Do this ->
Can you give all the records again without altering a single character?

**** Data lines ****

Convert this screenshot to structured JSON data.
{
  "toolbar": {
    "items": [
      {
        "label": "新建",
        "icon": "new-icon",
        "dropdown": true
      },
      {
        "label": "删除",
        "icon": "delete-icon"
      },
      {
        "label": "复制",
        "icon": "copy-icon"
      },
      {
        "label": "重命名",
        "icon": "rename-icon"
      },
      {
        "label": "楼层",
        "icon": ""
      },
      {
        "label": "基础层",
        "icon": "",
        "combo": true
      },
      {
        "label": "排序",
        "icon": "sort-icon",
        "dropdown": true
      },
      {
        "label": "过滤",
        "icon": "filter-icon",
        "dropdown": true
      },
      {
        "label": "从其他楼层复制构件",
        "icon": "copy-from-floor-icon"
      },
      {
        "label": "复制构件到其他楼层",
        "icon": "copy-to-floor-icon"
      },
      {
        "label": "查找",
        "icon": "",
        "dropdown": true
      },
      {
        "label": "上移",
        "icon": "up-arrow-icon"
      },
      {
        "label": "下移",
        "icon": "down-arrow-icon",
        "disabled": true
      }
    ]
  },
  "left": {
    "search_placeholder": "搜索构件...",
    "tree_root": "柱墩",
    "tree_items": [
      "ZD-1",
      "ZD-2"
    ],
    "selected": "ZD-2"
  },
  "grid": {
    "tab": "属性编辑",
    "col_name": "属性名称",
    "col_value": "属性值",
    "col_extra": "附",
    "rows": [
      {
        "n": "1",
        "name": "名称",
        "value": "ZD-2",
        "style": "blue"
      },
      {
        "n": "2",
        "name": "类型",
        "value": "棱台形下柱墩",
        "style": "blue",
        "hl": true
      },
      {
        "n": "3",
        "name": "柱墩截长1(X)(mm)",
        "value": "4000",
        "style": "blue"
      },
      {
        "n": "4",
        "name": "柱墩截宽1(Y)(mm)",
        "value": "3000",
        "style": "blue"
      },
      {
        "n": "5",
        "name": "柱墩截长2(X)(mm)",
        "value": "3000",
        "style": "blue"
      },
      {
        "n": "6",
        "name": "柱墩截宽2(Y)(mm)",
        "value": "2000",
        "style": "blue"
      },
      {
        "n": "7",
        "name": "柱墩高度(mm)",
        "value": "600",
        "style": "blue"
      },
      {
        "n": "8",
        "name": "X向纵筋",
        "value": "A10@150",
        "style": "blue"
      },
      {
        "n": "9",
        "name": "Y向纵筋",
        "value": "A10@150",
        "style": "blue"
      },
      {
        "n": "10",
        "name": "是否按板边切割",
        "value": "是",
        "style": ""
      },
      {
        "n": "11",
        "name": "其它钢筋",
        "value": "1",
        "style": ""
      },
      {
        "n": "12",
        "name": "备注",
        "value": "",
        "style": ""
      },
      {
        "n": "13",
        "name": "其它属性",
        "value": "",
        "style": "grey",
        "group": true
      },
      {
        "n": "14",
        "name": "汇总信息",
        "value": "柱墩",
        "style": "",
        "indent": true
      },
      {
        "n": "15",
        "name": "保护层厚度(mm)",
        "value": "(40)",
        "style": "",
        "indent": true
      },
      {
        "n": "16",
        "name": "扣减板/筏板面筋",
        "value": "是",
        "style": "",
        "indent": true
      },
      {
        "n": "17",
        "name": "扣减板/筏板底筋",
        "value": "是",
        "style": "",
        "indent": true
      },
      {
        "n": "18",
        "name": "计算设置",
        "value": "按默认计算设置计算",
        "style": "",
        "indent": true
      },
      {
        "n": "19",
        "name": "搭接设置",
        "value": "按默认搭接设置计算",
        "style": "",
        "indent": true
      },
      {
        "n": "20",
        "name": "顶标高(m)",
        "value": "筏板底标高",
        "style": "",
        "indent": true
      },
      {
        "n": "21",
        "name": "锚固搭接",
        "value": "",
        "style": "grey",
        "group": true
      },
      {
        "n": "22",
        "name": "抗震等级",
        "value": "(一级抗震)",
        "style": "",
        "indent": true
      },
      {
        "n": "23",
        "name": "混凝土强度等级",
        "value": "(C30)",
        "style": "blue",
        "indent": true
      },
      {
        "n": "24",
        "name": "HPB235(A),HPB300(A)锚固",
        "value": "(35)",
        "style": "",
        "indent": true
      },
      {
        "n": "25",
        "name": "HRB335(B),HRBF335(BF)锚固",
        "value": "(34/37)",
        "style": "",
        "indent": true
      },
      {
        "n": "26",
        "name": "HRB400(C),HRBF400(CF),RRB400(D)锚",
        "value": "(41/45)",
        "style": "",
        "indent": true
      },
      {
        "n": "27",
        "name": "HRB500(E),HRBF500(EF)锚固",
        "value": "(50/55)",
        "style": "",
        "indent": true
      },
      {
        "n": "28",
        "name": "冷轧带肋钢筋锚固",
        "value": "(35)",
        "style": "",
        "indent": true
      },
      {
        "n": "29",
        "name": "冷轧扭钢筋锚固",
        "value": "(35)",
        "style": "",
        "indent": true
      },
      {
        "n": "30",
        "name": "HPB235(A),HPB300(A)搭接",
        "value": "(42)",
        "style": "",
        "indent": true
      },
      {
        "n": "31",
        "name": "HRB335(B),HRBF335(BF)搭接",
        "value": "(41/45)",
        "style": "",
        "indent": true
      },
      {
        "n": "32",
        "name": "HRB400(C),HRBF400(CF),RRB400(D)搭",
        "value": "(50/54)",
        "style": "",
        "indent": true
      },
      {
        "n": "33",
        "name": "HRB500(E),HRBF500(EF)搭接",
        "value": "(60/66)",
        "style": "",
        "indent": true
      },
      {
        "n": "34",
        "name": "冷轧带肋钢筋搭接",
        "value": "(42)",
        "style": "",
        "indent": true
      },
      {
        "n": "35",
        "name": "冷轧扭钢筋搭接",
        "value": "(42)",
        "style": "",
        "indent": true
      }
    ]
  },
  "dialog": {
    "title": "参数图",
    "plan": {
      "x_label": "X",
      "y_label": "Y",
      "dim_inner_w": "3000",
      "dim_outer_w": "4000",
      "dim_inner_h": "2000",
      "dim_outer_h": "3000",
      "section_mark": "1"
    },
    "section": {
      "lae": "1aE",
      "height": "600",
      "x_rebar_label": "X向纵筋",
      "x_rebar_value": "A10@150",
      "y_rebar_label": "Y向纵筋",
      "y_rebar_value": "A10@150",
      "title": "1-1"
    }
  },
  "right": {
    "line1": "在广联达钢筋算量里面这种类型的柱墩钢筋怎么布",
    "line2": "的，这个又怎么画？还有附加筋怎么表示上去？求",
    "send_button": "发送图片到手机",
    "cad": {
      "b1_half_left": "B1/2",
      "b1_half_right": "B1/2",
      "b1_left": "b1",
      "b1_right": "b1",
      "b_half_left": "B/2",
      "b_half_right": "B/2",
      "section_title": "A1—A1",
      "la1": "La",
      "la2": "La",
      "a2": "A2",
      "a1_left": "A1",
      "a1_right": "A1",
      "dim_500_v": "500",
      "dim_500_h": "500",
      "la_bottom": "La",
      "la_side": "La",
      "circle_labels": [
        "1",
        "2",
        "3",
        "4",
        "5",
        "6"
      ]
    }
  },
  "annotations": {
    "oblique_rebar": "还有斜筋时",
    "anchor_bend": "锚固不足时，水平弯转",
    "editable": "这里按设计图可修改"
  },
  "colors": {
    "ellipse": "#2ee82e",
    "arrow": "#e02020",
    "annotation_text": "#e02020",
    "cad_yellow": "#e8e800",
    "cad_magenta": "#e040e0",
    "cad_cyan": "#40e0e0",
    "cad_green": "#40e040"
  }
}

****

Finished exercise ->
Convert this screenshot to structured JSON data.
{
  "toolbar": {
    "items": [
      {
        "label": "新建",
        "icon": "new-icon",
        "dropdown": true
      },
      {
        "label": "删除",
        "icon": "delete-icon"
      },
      {
        "label": "复制",
        "icon": "copy-icon"
      },
      {
        "label": "重命名",
        "icon": "rename-icon"
      },
      {
        "label": "楼层",
        "icon": ""
      },
      {
        "label": "基础层",
        "icon": "",
        "combo": true
      },
      {
        "label": "排序",
        "icon": "sort-icon",
        "dropdown": true
      },
      {
        "label": "过滤",
        "icon": "filter-icon",
        "dropdown": true
      },
      {
        "label": "从其他楼层复制构件",
        "icon": "copy-from-floor-icon"
      },
      {
        "label": "复制构件到其他楼层",
        "icon": "copy-to-floor-icon"
      },
      {
        "label": "查找",
        "icon": "",
        "dropdown": true
      },
      {
        "label": "上移",
        "icon": "up-arrow-icon"
      },
      {
        "label": "下移",
        "icon": "down-arrow-icon",
        "disabled": true
      }
    ]
  },
  "left": {
    "search_placeholder": "搜索构件...",
    "tree_root": "柱墩",
    "tree_items": [
      "ZD-1",
      "ZD-2"
    ],
    "selected": "ZD-2"
  },
  "grid": {
    "tab": "属性编辑",
    "col_name": "属性名称",
    "col_value": "属性值",
    "col_extra": "附",
    "rows": [
      {
        "n": "1",
        "name": "名称",
        "value": "ZD-2",
        "style": "blue"
      },
      {
        "n": "2",
        "name": "类型",
        "value": "棱台形下柱墩",
        "style": "blue",
        "hl": true
      },
      {
        "n": "3",
        "name": "柱墩截长1(X)(mm)",
        "value": "4000",
        "style": "blue"
      },
      {
        "n": "4",
        "name": "柱墩截宽1(Y)(mm)",
        "value": "3000",
        "style": "blue"
      },
      {
        "n": "5",
        "name": "柱墩截长2(X)(mm)",
        "value": "3000",
        "style": "blue"
      },
      {
        "n": "6",
        "name": "柱墩截宽2(Y)(mm)",
        "value": "2000",
        "style": "blue"
      },
      {
        "n": "7",
        "name": "柱墩高度(mm)",
        "value": "600",
        "style": "blue"
      },
      {
        "n": "8",
        "name": "X向纵筋",
        "value": "A10@150",
        "style": "blue"
      },
      {
        "n": "9",
        "name": "Y向纵筋",
        "value": "A10@150",
        "style": "blue"
      },
      {
        "n": "10",
        "name": "是否按板边切割",
        "value": "是",
        "style": ""
      },
      {
        "n": "11",
        "name": "其它钢筋",
        "value": "1",
        "style": ""
      },
      {
        "n": "12",
        "name": "备注",
        "value": "",
        "style": ""
      },
      {
        "n": "13",
        "name": "其它属性",
        "value": "",
        "style": "grey",
        "group": true
      },
      {
        "n": "14",
        "name": "汇总信息",
        "value": "柱墩",
        "style": "",
        "indent": true
      },
      {
        "n": "15",
        "name": "保护层厚度(mm)",
        "value": "(40)",
        "style": "",
        "indent": true
      },
      {
        "n": "16",
        "name": "扣减板/筏板面筋",
        "value": "是",
        "style": "",
        "indent": true
      },
      {
        "n": "17",
        "name": "扣减板/筏板底筋",
        "value": "是",
        "style": "",
        "indent": true
      },
      {
        "n": "18",
        "name": "计算设置",
        "value": "按默认计算设置计算",
        "style": "",
        "indent": true
      },
      {
        "n": "19",
        "name": "搭接设置",
        "value": "按默认搭接设置计算",
        "style": "",
        "indent": true
      },
      {
        "n": "20",
        "name": "顶标高(m)",
        "value": "筏板底标高",
        "style": "",
        "indent": true
      },
      {
        "n": "21",
        "name": "锚固搭接",
        "value": "",
        "style": "grey",
        "group": true
      },
      {
        "n": "22",
        "name": "抗震等级",
        "value": "(一级抗震)",
        "style": "",
        "indent": true
      },
      {
        "n": "23",
        "name": "混凝土强度等级",
        "value": "(C30)",
        "style": "blue",
        "indent": true
      },
      {
        "n": "24",
        "name": "HPB235(A),HPB300(A)锚固",
        "value": "(35)",
        "style": "",
        "indent": true
      },
      {
        "n": "25",
        "name": "HRB335(B),HRBF335(BF)锚固",
        "value": "(34/37)",
        "style": "",
        "indent": true
      },
      {
        "n": "26",
        "name": "HRB400(C),HRBF400(CF),RRB400(D)锚",
        "value": "(41/45)",
        "style": "",
        "indent": true
      },
      {
        "n": "27",
        "name": "HRB500(E),HRBF500(EF)锚固",
        "value": "(50/55)",
        "style": "",
        "indent": true
      },
      {
        "n": "28",
        "name": "冷轧带肋钢筋锚固",
        "value": "(35)",
        "style": "",
        "indent": true
      },
      {
        "n": "29",
        "name": "冷轧扭钢筋锚固",
        "value": "(35)",
        "style": "",
        "indent": true
      },
      {
        "n": "30",
        "name": "HPB235(A),HPB300(A)搭接",
        "value": "(42)",
        "style": "",
        "indent": true
      },
      {
        "n": "31",
        "name": "HRB335(B),HRBF335(BF)搭接",
        "value": "(41/45)",
        "style": "",
        "indent": true
      },
      {
        "n": "32",
        "name": "HRB400(C),HRBF400(CF),RRB400(D)搭",
        "value": "(50/54)",
        "style": "",
        "indent": true
      },
      {
        "n": "33",
        "name": "HRB500(E),HRBF500(EF)搭接",
        "value": "(60/66)",
        "style": "",
        "indent": true
      },
      {
        "n": "34",
        "name": "冷轧带肋钢筋搭接",
        "value": "(42)",
        "style": "",
        "indent": true
      },
      {
        "n": "35",
        "name": "冷轧扭钢筋搭接",
        "value": "(42)",
        "style": "",
        "indent": true
      }
    ]
  },
  "dialog": {
    "title": "参数图",
    "plan": {
      "x_label": "X",
      "y_label": "Y",
      "dim_inner_w": "3000",
      "dim_outer_w": "4000",
      "dim_inner_h": "2000",
      "dim_outer_h": "3000",
      "section_mark": "1"
    },
    "section": {
      "lae": "1aE",
      "height": "600",
      "x_rebar_label": "X向纵筋",
      "x_rebar_value": "A10@150",
      "y_rebar_label": "Y向纵筋",
      "y_rebar_value": "A10@150",
      "title": "1-1"
    }
  },
  "right": {
    "line1": "在广联达钢筋算量里面这种类型的柱墩钢筋怎么布",
    "line2": "的，这个又怎么画？还有附加筋怎么表示上去？求",
    "send_button": "发送图片到手机",
    "cad": {
      "b1_half_left": "B1/2",
      "b1_half_right": "B1/2",
      "b1_left": "b1",
      "b1_right": "b1",
      "b_half_left": "B/2",
      "b_half_right": "B/2",
      "section_title": "A1—A1",
      "la1": "La",
      "la2": "La",
      "a2": "A2",
      "a1_left": "A1",
      "a1_right": "A1",
      "dim_500_v": "500",
      "dim_500_h": "500",
      "la_bottom": "La",
      "la_side": "La",
      "circle_labels": [
        "1",
        "2",
        "3",
        "4",
        "5",
        "6"
      ]
    }
  },
  "annotations": {
    "oblique_rebar": "还有斜筋时",
    "anchor_bend": "锚固不足时，水平弯转",
    "editable": "这里按设计图可修改"
  },
  "colors": {
    "ellipse": "#2ee82e",
    "arrow": "#e02020",
    "annotation_text": "#e02020",
    "cad_yellow": "#e8e800",
    "cad_magenta": "#e040e0",
    "cad_cyan": "#40e0e0",
    "cad_green": "#40e040"
  }
}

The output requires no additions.